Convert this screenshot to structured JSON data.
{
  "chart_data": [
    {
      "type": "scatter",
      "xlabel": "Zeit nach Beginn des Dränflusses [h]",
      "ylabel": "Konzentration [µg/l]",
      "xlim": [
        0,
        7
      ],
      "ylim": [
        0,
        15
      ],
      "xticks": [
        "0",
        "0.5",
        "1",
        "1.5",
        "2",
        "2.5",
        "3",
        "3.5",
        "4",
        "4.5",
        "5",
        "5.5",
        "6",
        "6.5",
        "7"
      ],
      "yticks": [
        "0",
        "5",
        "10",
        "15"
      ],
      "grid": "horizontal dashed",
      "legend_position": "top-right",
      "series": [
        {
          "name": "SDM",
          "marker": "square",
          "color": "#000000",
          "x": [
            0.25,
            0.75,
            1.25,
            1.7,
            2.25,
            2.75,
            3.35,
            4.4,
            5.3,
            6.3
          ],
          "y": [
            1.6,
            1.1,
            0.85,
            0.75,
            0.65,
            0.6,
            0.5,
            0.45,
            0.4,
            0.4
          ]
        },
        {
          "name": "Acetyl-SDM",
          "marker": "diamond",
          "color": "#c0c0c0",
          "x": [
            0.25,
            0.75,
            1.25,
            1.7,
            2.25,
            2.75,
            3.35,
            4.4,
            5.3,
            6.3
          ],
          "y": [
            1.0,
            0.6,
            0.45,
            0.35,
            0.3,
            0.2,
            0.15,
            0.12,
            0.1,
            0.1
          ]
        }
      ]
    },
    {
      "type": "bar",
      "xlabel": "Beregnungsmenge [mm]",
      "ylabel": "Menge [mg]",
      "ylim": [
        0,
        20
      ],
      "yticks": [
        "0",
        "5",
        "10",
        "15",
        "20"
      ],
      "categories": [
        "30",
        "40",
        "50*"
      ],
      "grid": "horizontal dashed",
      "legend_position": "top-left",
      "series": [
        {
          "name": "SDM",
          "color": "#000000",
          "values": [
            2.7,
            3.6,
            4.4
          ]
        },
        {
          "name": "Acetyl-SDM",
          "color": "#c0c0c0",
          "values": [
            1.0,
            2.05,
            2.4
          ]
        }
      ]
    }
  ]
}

Task statement:
Each entry above is to be set down again in exactly the same words.

Completed exercise:
Convert this screenshot to structured JSON data.
{
  "chart_data": [
    {
      "type": "scatter",
      "xlabel": "Zeit nach Beginn des Dränflusses [h]",
      "ylabel": "Konzentration [µg/l]",
      "xlim": [
        0,
        7
      ],
      "ylim": [
        0,
        15
      ],
      "xticks": [
        "0",
        "0.5",
        "1",
        "1.5",
        "2",
        "2.5",
        "3",
        "3.5",
        "4",
        "4.5",
        "5",
        "5.5",
        "6",
        "6.5",
        "7"
      ],
      "yticks": [
        "0",
        "5",
        "10",
        "15"
      ],
      "grid": "horizontal dashed",
      "legend_position": "top-right",
      "series": [
        {
          "name": "SDM",
          "marker": "square",
          "color": "#000000",
          "x": [
            0.25,
            0.75,
            1.25,
            1.7,
            2.25,
            2.75,
            3.35,
            4.4,
            5.3,
            6.3
          ],
          "y": [
            1.6,
            1.1,
            0.85,
            0.75,
            0.65,
            0.6,
            0.5,
            0.45,
            0.4,
            0.4
          ]
        },
        {
          "name": "Acetyl-SDM",
          "marker": "diamond",
          "color": "#c0c0c0",
          "x": [
            0.25,
            0.75,
            1.25,
            1.7,
            2.25,
            2.75,
            3.35,
            4.4,
            5.3,
            6.3
          ],
          "y": [
            1.0,
            0.6,
            0.45,
            0.35,
            0.3,
            0.2,
            0.15,
            0.12,
            0.1,
            0.1
          ]
        }
      ]
    },
    {
      "type": "bar",
      "xlabel": "Beregnungsmenge [mm]",
      "ylabel": "Menge [mg]",
      "ylim": [
        0,
        20
      ],
      "yticks": [
        "0",
        "5",
        "10",
        "15",
        "20"
      ],
      "categories": [
        "30",
        "40",
        "50*"
      ],
      "grid": "horizontal dashed",
      "legend_position": "top-left",
      "series": [
        {
          "name": "SDM",
          "color": "#000000",
          "values": [
            2.7,
            3.6,
            4.4
          ]
        },
        {
          "name": "Acetyl-SDM",
          "color": "#c0c0c0",
          "values": [
            1.0,
            2.05,
            2.4
          ]
        }
      ]
    }
  ]
}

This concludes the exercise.